PROBLEM STATEMENT: Copy every line with the string "label" in it.

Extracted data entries
+===+

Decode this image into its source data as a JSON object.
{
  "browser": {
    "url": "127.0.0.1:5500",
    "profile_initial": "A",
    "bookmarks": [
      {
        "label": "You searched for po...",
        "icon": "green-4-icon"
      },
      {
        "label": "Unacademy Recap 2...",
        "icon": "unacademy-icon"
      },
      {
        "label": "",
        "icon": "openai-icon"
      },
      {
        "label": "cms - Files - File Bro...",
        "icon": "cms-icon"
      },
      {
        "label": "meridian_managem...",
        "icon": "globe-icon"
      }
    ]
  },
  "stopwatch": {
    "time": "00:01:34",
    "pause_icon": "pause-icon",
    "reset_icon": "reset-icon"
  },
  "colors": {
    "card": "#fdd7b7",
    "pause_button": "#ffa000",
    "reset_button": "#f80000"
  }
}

+===+

EXERCISE RESULT:
        "label": "You searched for po...",
        "label": "Unacademy Recap 2...",
        "label": "",
        "label": "cms - Files - File Bro...",
        "label": "meridian_managem...",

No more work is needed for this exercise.